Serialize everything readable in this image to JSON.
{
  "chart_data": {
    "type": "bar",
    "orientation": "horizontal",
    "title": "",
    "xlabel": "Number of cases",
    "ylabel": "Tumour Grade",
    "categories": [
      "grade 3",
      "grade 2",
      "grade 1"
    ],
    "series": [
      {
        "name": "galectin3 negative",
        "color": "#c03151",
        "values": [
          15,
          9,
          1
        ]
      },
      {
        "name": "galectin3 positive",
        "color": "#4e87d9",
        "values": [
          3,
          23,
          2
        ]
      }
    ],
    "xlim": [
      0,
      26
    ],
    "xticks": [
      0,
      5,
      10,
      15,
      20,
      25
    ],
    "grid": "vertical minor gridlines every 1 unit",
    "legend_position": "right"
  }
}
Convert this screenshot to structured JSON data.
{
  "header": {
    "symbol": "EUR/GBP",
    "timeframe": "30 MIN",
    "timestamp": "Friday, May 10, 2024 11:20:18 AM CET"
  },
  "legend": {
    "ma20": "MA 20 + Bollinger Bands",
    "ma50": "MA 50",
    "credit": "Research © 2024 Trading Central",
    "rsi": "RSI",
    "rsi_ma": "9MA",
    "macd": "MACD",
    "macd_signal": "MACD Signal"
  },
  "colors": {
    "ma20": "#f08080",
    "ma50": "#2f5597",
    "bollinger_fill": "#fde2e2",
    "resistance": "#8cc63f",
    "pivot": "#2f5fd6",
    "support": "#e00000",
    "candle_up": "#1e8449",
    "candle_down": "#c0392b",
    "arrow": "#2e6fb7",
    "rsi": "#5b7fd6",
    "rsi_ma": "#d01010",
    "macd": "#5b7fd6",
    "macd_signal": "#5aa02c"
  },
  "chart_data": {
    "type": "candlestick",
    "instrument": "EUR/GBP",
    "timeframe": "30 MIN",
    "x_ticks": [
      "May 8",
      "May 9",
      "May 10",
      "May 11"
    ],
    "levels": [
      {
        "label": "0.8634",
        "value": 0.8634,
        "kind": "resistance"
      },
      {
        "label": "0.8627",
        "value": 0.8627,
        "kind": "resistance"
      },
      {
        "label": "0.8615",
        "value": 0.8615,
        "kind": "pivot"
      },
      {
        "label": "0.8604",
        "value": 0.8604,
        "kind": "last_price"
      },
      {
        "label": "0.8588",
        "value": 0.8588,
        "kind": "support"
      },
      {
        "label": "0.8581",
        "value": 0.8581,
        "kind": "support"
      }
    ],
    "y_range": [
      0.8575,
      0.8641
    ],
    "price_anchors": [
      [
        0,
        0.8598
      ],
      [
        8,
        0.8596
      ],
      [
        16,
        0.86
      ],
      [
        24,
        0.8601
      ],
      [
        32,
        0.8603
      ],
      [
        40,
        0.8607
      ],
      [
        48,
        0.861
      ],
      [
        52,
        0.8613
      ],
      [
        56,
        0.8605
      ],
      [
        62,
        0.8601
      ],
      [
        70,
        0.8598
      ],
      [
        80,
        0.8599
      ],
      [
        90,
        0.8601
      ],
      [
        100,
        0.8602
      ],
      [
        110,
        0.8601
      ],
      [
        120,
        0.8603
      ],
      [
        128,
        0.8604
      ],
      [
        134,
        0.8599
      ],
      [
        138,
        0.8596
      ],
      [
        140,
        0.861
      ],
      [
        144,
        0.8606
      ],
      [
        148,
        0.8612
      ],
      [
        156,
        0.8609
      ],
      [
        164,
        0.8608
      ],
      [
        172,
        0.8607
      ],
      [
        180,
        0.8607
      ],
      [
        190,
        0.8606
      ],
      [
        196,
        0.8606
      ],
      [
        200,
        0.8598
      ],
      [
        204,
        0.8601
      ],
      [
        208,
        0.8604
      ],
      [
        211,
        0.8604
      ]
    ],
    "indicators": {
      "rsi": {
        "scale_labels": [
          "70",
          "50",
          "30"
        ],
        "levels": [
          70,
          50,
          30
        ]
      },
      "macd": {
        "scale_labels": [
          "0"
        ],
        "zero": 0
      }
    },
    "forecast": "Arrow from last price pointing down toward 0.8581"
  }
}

:::::

To be done: Find the string "this" in the records, then copy each line where it occurs.

Output below:
Serialize everything readable in this image to JSON.
Convert this screenshot to structured JSON data.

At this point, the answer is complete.